::: Given records

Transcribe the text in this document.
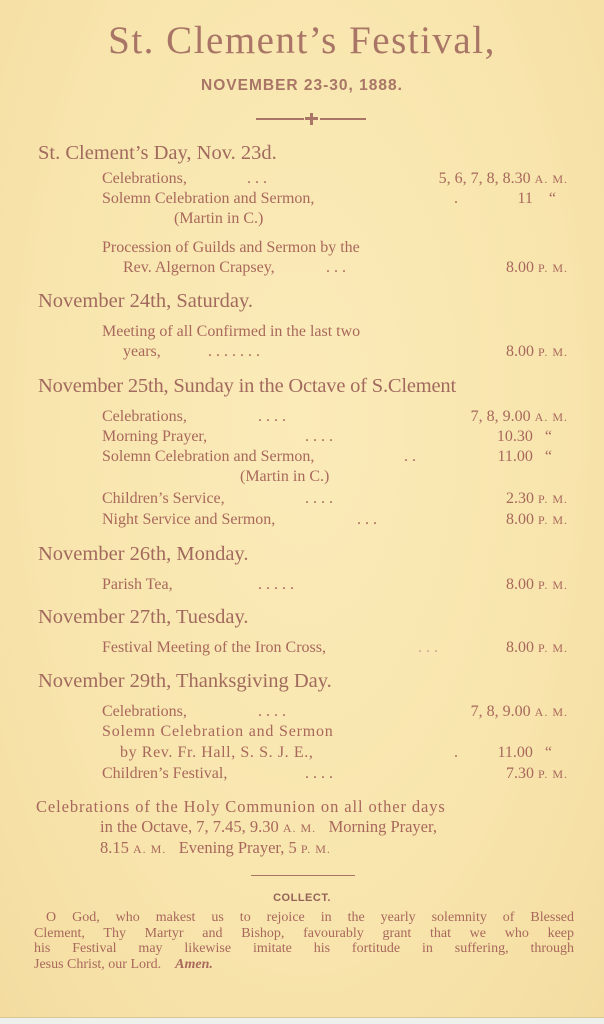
St. Clement’s Festival,
NOVEMBER 23-30, 1888.
St. Clement’s Day, Nov. 23d.
Celebrations,	. . .	5, 6, 7, 8, 8.30 A. M.
Solemn Celebration and Sermon,	.	11 “
(Martin in C.)
Procession of Guilds and Sermon by the
Rev. Algernon Crapsey,	. . .	8.00 P. M.
November 24th, Saturday.
Meeting of all Confirmed in the last two
years,	. . . . . . .	8.00 P. M.
November 25th, Sunday in the Octave of S.Clement
Celebrations,	. . . .	7, 8, 9.00 A. M.
Morning Prayer,	. . . .	10.30 “
Solemn Celebration and Sermon,	. .	11.00 “
(Martin in C.)
Children’s Service,	. . . .	2.30 P. M.
Night Service and Sermon,	. . .	8.00 P. M.
November 26th, Monday.
Parish Tea,	. . . . .	8.00 P. M.
November 27th, Tuesday.
Festival Meeting of the Iron Cross,	. . .	8.00 P. M.
November 29th, Thanksgiving Day.
Celebrations,	. . . .	7, 8, 9.00 A. M.
Solemn Celebration and Sermon
by Rev. Fr. Hall, S. S. J. E.,	. 11.00 “
Children’s Festival,	. . . .	7.30 P. M.
Celebrations of the Holy Communion on all other days
in the Octave, 7, 7.45, 9.30 A. M. Morning Prayer,
8.15 A. M. Evening Prayer, 5 P. M.
COLLECT.
O God, who makest us to rejoice in the yearly solemnity of Blessed
Clement, Thy Martyr and Bishop, favourably grant that we who keep
his Festival may likewise imitate his fortitude in suffering, through
Jesus Christ, our Lord. Amen.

::::::

_Request_
In this exercise, set down all of the data exactly, without the pictures.

_Task solution_
Transcribe the text in this document.
St. Clement’s Festival,
NOVEMBER 23-30, 1888.
St. Clement’s Day, Nov. 23d.
Celebrations,	. . .	5, 6, 7, 8, 8.30 A. M.
Solemn Celebration and Sermon,	.	11 “
(Martin in C.)
Procession of Guilds and Sermon by the
Rev. Algernon Crapsey,	. . .	8.00 P. M.
November 24th, Saturday.
Meeting of all Confirmed in the last two
years,	. . . . . . .	8.00 P. M.
November 25th, Sunday in the Octave of S.Clement
Celebrations,	. . . .	7, 8, 9.00 A. M.
Morning Prayer,	. . . .	10.30 “
Solemn Celebration and Sermon,	. .	11.00 “
(Martin in C.)
Children’s Service,	. . . .	2.30 P. M.
Night Service and Sermon,	. . .	8.00 P. M.
November 26th, Monday.
Parish Tea,	. . . . .	8.00 P. M.
November 27th, Tuesday.
Festival Meeting of the Iron Cross,	. . .	8.00 P. M.
November 29th, Thanksgiving Day.
Celebrations,	. . . .	7, 8, 9.00 A. M.
Solemn Celebration and Sermon
by Rev. Fr. Hall, S. S. J. E.,	. 11.00 “
Children’s Festival,	. . . .	7.30 P. M.
Celebrations of the Holy Communion on all other days
in the Octave, 7, 7.45, 9.30 A. M. Morning Prayer,
8.15 A. M. Evening Prayer, 5 P. M.
COLLECT.
O God, who makest us to rejoice in the yearly solemnity of Blessed
Clement, Thy Martyr and Bishop, favourably grant that we who keep
his Festival may likewise imitate his fortitude in suffering, through
Jesus Christ, our Lord. Amen.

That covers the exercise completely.